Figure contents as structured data
--------------------
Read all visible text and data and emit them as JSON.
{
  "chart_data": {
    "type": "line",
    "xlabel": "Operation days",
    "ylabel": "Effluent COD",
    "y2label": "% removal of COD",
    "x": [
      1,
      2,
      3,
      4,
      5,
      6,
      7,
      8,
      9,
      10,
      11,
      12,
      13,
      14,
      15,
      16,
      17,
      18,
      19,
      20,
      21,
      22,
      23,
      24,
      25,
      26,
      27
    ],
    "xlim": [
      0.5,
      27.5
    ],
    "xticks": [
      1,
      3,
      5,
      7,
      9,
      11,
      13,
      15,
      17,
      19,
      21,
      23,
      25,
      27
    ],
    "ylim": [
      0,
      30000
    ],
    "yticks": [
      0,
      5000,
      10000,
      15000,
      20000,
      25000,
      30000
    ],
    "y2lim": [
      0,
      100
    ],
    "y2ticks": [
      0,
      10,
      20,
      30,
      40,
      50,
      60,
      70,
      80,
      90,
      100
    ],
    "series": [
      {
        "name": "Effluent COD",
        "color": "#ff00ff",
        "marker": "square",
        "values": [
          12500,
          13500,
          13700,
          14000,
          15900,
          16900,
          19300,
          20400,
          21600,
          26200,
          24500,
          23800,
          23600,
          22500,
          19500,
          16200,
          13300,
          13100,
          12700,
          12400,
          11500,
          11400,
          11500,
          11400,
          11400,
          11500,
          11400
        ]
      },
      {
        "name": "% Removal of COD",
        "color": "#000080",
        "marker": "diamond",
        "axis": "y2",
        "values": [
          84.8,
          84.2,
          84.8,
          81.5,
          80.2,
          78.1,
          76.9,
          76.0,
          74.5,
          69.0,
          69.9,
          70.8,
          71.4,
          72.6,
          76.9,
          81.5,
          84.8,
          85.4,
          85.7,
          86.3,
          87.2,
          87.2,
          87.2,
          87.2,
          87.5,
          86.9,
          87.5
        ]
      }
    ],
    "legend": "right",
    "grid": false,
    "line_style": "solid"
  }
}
--------------------
— TASK DESCRIPTION —
Reply with one number only: how many lines of the listing hold "name"?

— FULL SOLUTION —
2